MATERIAL PROVIDED:

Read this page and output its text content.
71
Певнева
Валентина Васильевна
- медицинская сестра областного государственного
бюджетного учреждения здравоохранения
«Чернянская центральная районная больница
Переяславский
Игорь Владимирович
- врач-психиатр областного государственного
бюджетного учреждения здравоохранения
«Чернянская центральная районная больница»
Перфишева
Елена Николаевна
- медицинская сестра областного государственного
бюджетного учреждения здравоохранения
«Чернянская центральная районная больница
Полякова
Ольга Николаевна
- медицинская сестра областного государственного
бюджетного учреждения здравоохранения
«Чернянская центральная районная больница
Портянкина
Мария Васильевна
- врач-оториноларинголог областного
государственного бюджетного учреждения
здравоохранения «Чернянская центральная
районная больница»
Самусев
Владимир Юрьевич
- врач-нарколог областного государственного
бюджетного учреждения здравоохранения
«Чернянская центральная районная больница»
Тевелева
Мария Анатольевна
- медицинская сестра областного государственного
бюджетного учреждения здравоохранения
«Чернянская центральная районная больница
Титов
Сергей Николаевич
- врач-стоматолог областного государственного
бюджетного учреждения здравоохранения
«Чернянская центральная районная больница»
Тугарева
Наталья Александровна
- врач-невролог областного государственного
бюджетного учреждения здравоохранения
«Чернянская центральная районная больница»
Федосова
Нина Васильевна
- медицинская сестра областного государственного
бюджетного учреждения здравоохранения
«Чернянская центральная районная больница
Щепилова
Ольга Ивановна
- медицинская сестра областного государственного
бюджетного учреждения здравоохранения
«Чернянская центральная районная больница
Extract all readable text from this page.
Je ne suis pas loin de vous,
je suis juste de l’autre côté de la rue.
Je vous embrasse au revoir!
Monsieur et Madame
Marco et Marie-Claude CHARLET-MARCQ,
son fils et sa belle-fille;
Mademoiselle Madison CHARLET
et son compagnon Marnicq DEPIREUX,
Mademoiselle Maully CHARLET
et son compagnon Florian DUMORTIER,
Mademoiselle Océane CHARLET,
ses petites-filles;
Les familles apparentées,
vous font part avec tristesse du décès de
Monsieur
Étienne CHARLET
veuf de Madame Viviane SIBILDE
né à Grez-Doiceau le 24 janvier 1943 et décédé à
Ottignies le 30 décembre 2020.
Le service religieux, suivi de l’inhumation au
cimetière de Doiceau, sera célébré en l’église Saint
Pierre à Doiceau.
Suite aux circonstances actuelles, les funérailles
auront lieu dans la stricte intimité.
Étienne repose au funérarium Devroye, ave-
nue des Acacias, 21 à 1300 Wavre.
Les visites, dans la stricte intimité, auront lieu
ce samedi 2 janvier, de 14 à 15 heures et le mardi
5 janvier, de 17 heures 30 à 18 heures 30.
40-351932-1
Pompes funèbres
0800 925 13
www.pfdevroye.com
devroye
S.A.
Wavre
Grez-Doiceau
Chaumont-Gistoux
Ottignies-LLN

DO THIS: Pull out each line holding the string "Madame".

OUTPUT FOR THIS EXERCISE:
Monsieur et Madame
veuf de Madame Viviane SIBILDE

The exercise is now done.